* **PROMPT**
Omit all pictures. Copy the rest of the material exactly.

* **STORED DATA**
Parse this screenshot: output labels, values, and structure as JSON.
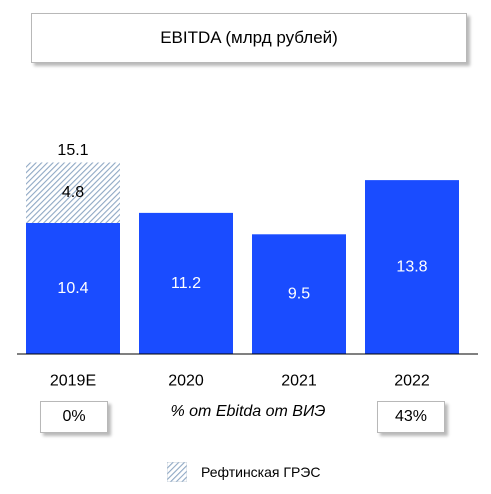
{
  "title": "EBITDA (млрд рублей)",
  "chart_data": {
    "type": "bar",
    "stacked": true,
    "categories": [
      "2019E",
      "2020",
      "2021",
      "2022"
    ],
    "series": [
      {
        "name": "",
        "color": "#1a4cff",
        "pattern": "solid",
        "values": [
          10.4,
          11.2,
          9.5,
          13.8
        ]
      },
      {
        "name": "Рефтинская ГРЭС",
        "color": "#a9bfd6",
        "pattern": "diagonal-hatch",
        "values": [
          4.8,
          null,
          null,
          null
        ]
      }
    ],
    "totals": [
      {
        "category": "2019E",
        "label": "15.1"
      }
    ],
    "ylim": [
      0,
      15.5
    ],
    "grid": false,
    "legend": "bottom-center"
  },
  "percent_row": {
    "left_value": "0%",
    "caption": "% от Ebitda от ВИЭ",
    "right_value": "43%"
  },
  "legend": {
    "label": "Рефтинская ГРЭС"
  }
}
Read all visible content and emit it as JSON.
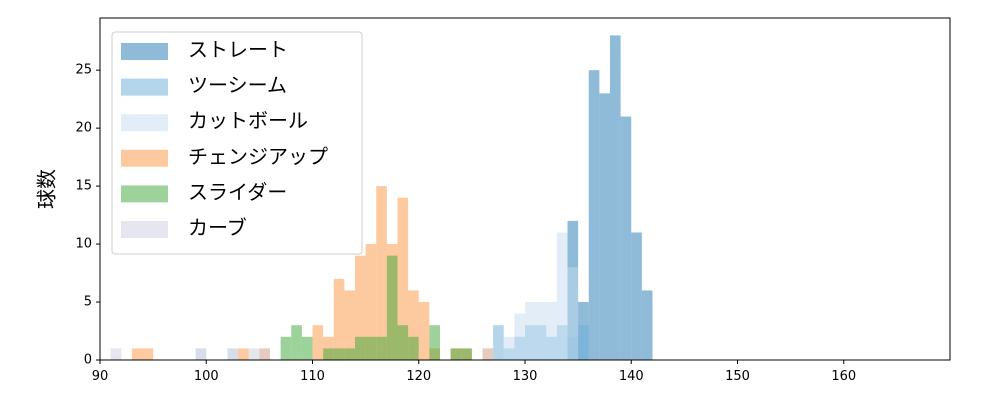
{
  "chart_data": {
    "type": "histogram",
    "ylabel": "球数",
    "bins": [
      91,
      92,
      93,
      94,
      95,
      96,
      97,
      98,
      99,
      100,
      101,
      102,
      103,
      104,
      105,
      106,
      107,
      108,
      109,
      110,
      111,
      112,
      113,
      114,
      115,
      116,
      117,
      118,
      119,
      120,
      121,
      122,
      123,
      124,
      125,
      126,
      127,
      128,
      129,
      130,
      131,
      132,
      133,
      134,
      135,
      136,
      137,
      138,
      139,
      140,
      141,
      142
    ],
    "series": [
      {
        "name": "ストレート",
        "color": "#1f77b4",
        "values": [
          0,
          0,
          0,
          0,
          0,
          0,
          0,
          0,
          0,
          0,
          0,
          0,
          0,
          0,
          0,
          0,
          0,
          0,
          0,
          0,
          0,
          0,
          0,
          0,
          0,
          0,
          0,
          0,
          0,
          0,
          0,
          0,
          0,
          0,
          0,
          0,
          0,
          0,
          0,
          0,
          0,
          0,
          0,
          12,
          5,
          25,
          23,
          28,
          21,
          11,
          6
        ]
      },
      {
        "name": "ツーシーム",
        "color": "#6baed6",
        "values": [
          0,
          0,
          0,
          0,
          0,
          0,
          0,
          0,
          0,
          0,
          0,
          0,
          0,
          0,
          0,
          0,
          0,
          0,
          0,
          0,
          0,
          0,
          0,
          0,
          0,
          0,
          0,
          0,
          0,
          0,
          0,
          0,
          0,
          0,
          0,
          0,
          3,
          1,
          2,
          3,
          3,
          2,
          3,
          2,
          3,
          0,
          0,
          0,
          0,
          0,
          0
        ]
      },
      {
        "name": "カットボール",
        "color": "#c6dbef",
        "values": [
          0,
          0,
          0,
          0,
          0,
          0,
          0,
          0,
          1,
          0,
          0,
          1,
          0,
          0,
          0,
          0,
          0,
          0,
          0,
          0,
          0,
          0,
          0,
          0,
          0,
          0,
          0,
          0,
          0,
          0,
          0,
          0,
          0,
          0,
          0,
          0,
          0,
          2,
          4,
          5,
          5,
          5,
          11,
          8,
          0,
          0,
          0,
          0,
          0,
          0,
          0
        ]
      },
      {
        "name": "チェンジアップ",
        "color": "#fb933f",
        "values": [
          0,
          0,
          1,
          1,
          0,
          0,
          0,
          0,
          0,
          0,
          0,
          0,
          1,
          0,
          1,
          0,
          0,
          0,
          0,
          3,
          2,
          7,
          6,
          9,
          10,
          15,
          10,
          14,
          6,
          5,
          1,
          0,
          1,
          1,
          0,
          1,
          0,
          0,
          0,
          0,
          0,
          0,
          0,
          0,
          0,
          0,
          0,
          0,
          0,
          0,
          0
        ]
      },
      {
        "name": "スライダー",
        "color": "#3ba735",
        "values": [
          0,
          0,
          0,
          0,
          0,
          0,
          0,
          0,
          0,
          0,
          0,
          0,
          0,
          0,
          0,
          0,
          2,
          3,
          2,
          0,
          1,
          1,
          1,
          2,
          2,
          2,
          9,
          3,
          2,
          0,
          3,
          0,
          1,
          1,
          0,
          0,
          0,
          0,
          0,
          0,
          0,
          0,
          0,
          0,
          0,
          0,
          0,
          0,
          0,
          0,
          0
        ]
      },
      {
        "name": "カーブ",
        "color": "#cdcde1",
        "values": [
          1,
          0,
          0,
          0,
          0,
          0,
          0,
          0,
          1,
          0,
          0,
          1,
          0,
          1,
          1,
          0,
          0,
          0,
          0,
          0,
          0,
          0,
          0,
          0,
          0,
          0,
          0,
          0,
          0,
          0,
          0,
          0,
          0,
          0,
          0,
          1,
          0,
          0,
          0,
          0,
          0,
          0,
          0,
          0,
          0,
          0,
          0,
          0,
          0,
          0,
          0
        ]
      }
    ],
    "alpha": 0.5,
    "xlim": [
      90,
      170
    ],
    "xticks": [
      90,
      100,
      110,
      120,
      130,
      140,
      150,
      160
    ],
    "ylim": [
      0,
      29.5
    ],
    "yticks": [
      0,
      5,
      10,
      15,
      20,
      25
    ],
    "legend": "upper left"
  }
}
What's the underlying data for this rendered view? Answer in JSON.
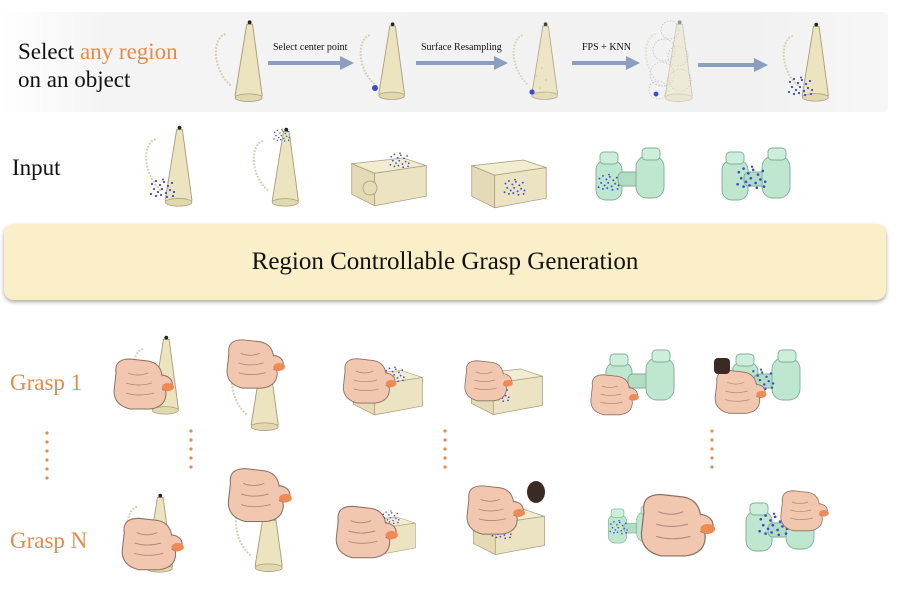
{
  "header": {
    "select_prefix": "Select ",
    "select_accent": "any region",
    "select_line2": "on an object"
  },
  "pipeline": {
    "steps": [
      "Select center point",
      "Surface Resampling",
      "FPS + KNN"
    ]
  },
  "rows": {
    "input_label": "Input",
    "grasp_first_label": "Grasp 1",
    "grasp_last_label": "Grasp N"
  },
  "banner": {
    "title": "Region Controllable Grasp Generation"
  },
  "colors": {
    "accent": "#e58a4a",
    "banner_bg": "#fbefc9",
    "arrow": "#8a9fc0",
    "object_cream": "#ece3bf",
    "object_green": "#bfe6cf",
    "points_blue": "#3b4bd0",
    "skin": "#f1c7b0",
    "fingertip": "#f08a55"
  }
}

* **ANSWER**
Parse this screenshot: output labels, values, and structure as JSON.
{
  "title": "EBITDA (млрд рублей)",
  "chart_data": {
    "type": "bar",
    "stacked": true,
    "categories": [
      "2019E",
      "2020",
      "2021",
      "2022"
    ],
    "series": [
      {
        "name": "",
        "color": "#1a4cff",
        "pattern": "solid",
        "values": [
          10.4,
          11.2,
          9.5,
          13.8
        ]
      },
      {
        "name": "Рефтинская ГРЭС",
        "color": "#a9bfd6",
        "pattern": "diagonal-hatch",
        "values": [
          4.8,
          null,
          null,
          null
        ]
      }
    ],
    "totals": [
      {
        "category": "2019E",
        "label": "15.1"
      }
    ],
    "ylim": [
      0,
      15.5
    ],
    "grid": false,
    "legend": "bottom-center"
  },
  "percent_row": {
    "left_value": "0%",
    "caption": "% от Ebitda от ВИЭ",
    "right_value": "43%"
  },
  "legend": {
    "label": "Рефтинская ГРЭС"
  }
}
Read all visible content and emit it as JSON.
{
  "chart_data": {
    "type": "histogram",
    "ylabel": "球数",
    "bins": [
      91,
      92,
      93,
      94,
      95,
      96,
      97,
      98,
      99,
      100,
      101,
      102,
      103,
      104,
      105,
      106,
      107,
      108,
      109,
      110,
      111,
      112,
      113,
      114,
      115,
      116,
      117,
      118,
      119,
      120,
      121,
      122,
      123,
      124,
      125,
      126,
      127,
      128,
      129,
      130,
      131,
      132,
      133,
      134,
      135,
      136,
      137,
      138,
      139,
      140,
      141,
      142
    ],
    "series": [
      {
        "name": "ストレート",
        "color": "#1f77b4",
        "values": [
          0,
          0,
          0,
          0,
          0,
          0,
          0,
          0,
          0,
          0,
          0,
          0,
          0,
          0,
          0,
          0,
          0,
          0,
          0,
          0,
          0,
          0,
          0,
          0,
          0,
          0,
          0,
          0,
          0,
          0,
          0,
          0,
          0,
          0,
          0,
          0,
          0,
          0,
          0,
          0,
          0,
          0,
          0,
          12,
          5,
          25,
          23,
          28,
          21,
          11,
          6
        ]
      },
      {
        "name": "ツーシーム",
        "color": "#6baed6",
        "values": [
          0,
          0,
          0,
          0,
          0,
          0,
          0,
          0,
          0,
          0,
          0,
          0,
          0,
          0,
          0,
          0,
          0,
          0,
          0,
          0,
          0,
          0,
          0,
          0,
          0,
          0,
          0,
          0,
          0,
          0,
          0,
          0,
          0,
          0,
          0,
          0,
          3,
          1,
          2,
          3,
          3,
          2,
          3,
          2,
          3,
          0,
          0,
          0,
          0,
          0,
          0
        ]
      },
      {
        "name": "カットボール",
        "color": "#c6dbef",
        "values": [
          0,
          0,
          0,
          0,
          0,
          0,
          0,
          0,
          1,
          0,
          0,
          1,
          0,
          0,
          0,
          0,
          0,
          0,
          0,
          0,
          0,
          0,
          0,
          0,
          0,
          0,
          0,
          0,
          0,
          0,
          0,
          0,
          0,
          0,
          0,
          0,
          0,
          2,
          4,
          5,
          5,
          5,
          11,
          8,
          0,
          0,
          0,
          0,
          0,
          0,
          0
        ]
      },
      {
        "name": "チェンジアップ",
        "color": "#fb933f",
        "values": [
          0,
          0,
          1,
          1,
          0,
          0,
          0,
          0,
          0,
          0,
          0,
          0,
          1,
          0,
          1,
          0,
          0,
          0,
          0,
          3,
          2,
          7,
          6,
          9,
          10,
          15,
          10,
          14,
          6,
          5,
          1,
          0,
          1,
          1,
          0,
          1,
          0,
          0,
          0,
          0,
          0,
          0,
          0,
          0,
          0,
          0,
          0,
          0,
          0,
          0,
          0
        ]
      },
      {
        "name": "スライダー",
        "color": "#3ba735",
        "values": [
          0,
          0,
          0,
          0,
          0,
          0,
          0,
          0,
          0,
          0,
          0,
          0,
          0,
          0,
          0,
          0,
          2,
          3,
          2,
          0,
          1,
          1,
          1,
          2,
          2,
          2,
          9,
          3,
          2,
          0,
          3,
          0,
          1,
          1,
          0,
          0,
          0,
          0,
          0,
          0,
          0,
          0,
          0,
          0,
          0,
          0,
          0,
          0,
          0,
          0,
          0
        ]
      },
      {
        "name": "カーブ",
        "color": "#cdcde1",
        "values": [
          1,
          0,
          0,
          0,
          0,
          0,
          0,
          0,
          1,
          0,
          0,
          1,
          0,
          1,
          1,
          0,
          0,
          0,
          0,
          0,
          0,
          0,
          0,
          0,
          0,
          0,
          0,
          0,
          0,
          0,
          0,
          0,
          0,
          0,
          0,
          1,
          0,
          0,
          0,
          0,
          0,
          0,
          0,
          0,
          0,
          0,
          0,
          0,
          0,
          0,
          0
        ]
      }
    ],
    "alpha": 0.5,
    "xlim": [
      90,
      170
    ],
    "xticks": [
      90,
      100,
      110,
      120,
      130,
      140,
      150,
      160
    ],
    "ylim": [
      0,
      29.5
    ],
    "yticks": [
      0,
      5,
      10,
      15,
      20,
      25
    ],
    "legend": "upper left"
  }
}
What's the underlying data for this rendered view? Answer in JSON.
{
  "header": {
    "select_prefix": "Select ",
    "select_accent": "any region",
    "select_line2": "on an object"
  },
  "pipeline": {
    "steps": [
      "Select center point",
      "Surface Resampling",
      "FPS + KNN"
    ]
  },
  "rows": {
    "input_label": "Input",
    "grasp_first_label": "Grasp 1",
    "grasp_last_label": "Grasp N"
  },
  "banner": {
    "title": "Region Controllable Grasp Generation"
  },
  "colors": {
    "accent": "#e58a4a",
    "banner_bg": "#fbefc9",
    "arrow": "#8a9fc0",
    "object_cream": "#ece3bf",
    "object_green": "#bfe6cf",
    "points_blue": "#3b4bd0",
    "skin": "#f1c7b0",
    "fingertip": "#f08a55"
  }
}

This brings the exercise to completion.